▶ _GIVEN TASK_
Filter the entries that follow, copying every line in which the word "analyze" appears.

**** SUPPLIED MATERIAL ****

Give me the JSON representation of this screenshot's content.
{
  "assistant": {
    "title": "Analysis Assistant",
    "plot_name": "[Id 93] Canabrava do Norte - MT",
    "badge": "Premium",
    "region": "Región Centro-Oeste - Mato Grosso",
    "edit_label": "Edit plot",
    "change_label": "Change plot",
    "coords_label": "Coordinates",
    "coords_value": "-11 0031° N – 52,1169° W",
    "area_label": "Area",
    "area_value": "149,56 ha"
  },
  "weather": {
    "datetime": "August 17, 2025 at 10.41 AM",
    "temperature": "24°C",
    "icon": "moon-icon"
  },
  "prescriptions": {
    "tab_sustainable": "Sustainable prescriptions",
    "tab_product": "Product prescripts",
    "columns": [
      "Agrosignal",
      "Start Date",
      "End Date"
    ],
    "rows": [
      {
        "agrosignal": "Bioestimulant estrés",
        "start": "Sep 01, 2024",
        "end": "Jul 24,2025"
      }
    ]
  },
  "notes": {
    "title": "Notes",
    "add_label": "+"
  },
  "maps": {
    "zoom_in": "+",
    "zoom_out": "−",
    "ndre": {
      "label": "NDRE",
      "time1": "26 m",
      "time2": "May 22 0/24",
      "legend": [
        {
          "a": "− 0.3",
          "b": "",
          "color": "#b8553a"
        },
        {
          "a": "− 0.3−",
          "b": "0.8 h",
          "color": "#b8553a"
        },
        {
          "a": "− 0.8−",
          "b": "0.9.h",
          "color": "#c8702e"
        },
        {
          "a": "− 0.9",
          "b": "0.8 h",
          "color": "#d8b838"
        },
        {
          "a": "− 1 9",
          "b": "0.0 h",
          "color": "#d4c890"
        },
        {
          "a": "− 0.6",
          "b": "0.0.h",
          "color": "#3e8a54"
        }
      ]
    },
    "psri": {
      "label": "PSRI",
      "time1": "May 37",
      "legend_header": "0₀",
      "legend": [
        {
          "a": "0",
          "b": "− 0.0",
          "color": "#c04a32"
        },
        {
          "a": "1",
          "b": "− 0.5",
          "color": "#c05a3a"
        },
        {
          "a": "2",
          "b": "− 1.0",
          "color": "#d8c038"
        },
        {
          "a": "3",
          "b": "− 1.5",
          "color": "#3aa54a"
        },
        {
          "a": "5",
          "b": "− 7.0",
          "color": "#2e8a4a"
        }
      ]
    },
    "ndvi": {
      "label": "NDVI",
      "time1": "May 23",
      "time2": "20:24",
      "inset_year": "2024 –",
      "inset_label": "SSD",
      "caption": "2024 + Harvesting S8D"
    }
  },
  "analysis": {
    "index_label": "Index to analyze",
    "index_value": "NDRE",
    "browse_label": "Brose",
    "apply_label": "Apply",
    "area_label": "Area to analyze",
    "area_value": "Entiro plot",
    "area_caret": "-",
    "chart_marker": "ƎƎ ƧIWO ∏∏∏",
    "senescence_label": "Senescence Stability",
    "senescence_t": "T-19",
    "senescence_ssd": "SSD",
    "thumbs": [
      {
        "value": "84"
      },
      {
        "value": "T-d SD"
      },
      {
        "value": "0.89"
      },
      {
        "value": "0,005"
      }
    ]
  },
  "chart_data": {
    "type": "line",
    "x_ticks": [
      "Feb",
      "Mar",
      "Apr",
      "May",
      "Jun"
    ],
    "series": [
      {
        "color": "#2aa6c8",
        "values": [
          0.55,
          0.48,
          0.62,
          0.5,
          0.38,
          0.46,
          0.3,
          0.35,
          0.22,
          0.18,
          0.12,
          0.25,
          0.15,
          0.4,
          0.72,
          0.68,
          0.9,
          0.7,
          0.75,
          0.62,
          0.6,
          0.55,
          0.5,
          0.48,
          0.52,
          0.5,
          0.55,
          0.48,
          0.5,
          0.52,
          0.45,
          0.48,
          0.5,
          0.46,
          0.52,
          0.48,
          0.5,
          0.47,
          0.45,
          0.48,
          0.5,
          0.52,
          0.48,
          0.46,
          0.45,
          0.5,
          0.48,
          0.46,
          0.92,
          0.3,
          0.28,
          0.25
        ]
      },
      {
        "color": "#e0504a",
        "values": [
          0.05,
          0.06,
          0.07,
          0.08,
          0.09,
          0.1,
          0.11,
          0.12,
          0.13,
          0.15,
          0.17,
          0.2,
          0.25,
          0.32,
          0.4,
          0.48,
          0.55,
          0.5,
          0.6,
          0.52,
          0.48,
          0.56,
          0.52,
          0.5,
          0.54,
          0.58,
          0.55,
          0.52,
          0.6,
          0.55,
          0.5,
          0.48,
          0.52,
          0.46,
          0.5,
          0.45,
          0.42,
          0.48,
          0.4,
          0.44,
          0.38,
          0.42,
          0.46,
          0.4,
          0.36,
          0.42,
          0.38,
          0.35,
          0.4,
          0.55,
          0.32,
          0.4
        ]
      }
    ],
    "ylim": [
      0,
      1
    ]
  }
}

****

▶ _FINISHED TASK_
    "index_label": "Index to analyze",
    "area_label": "Area to analyze",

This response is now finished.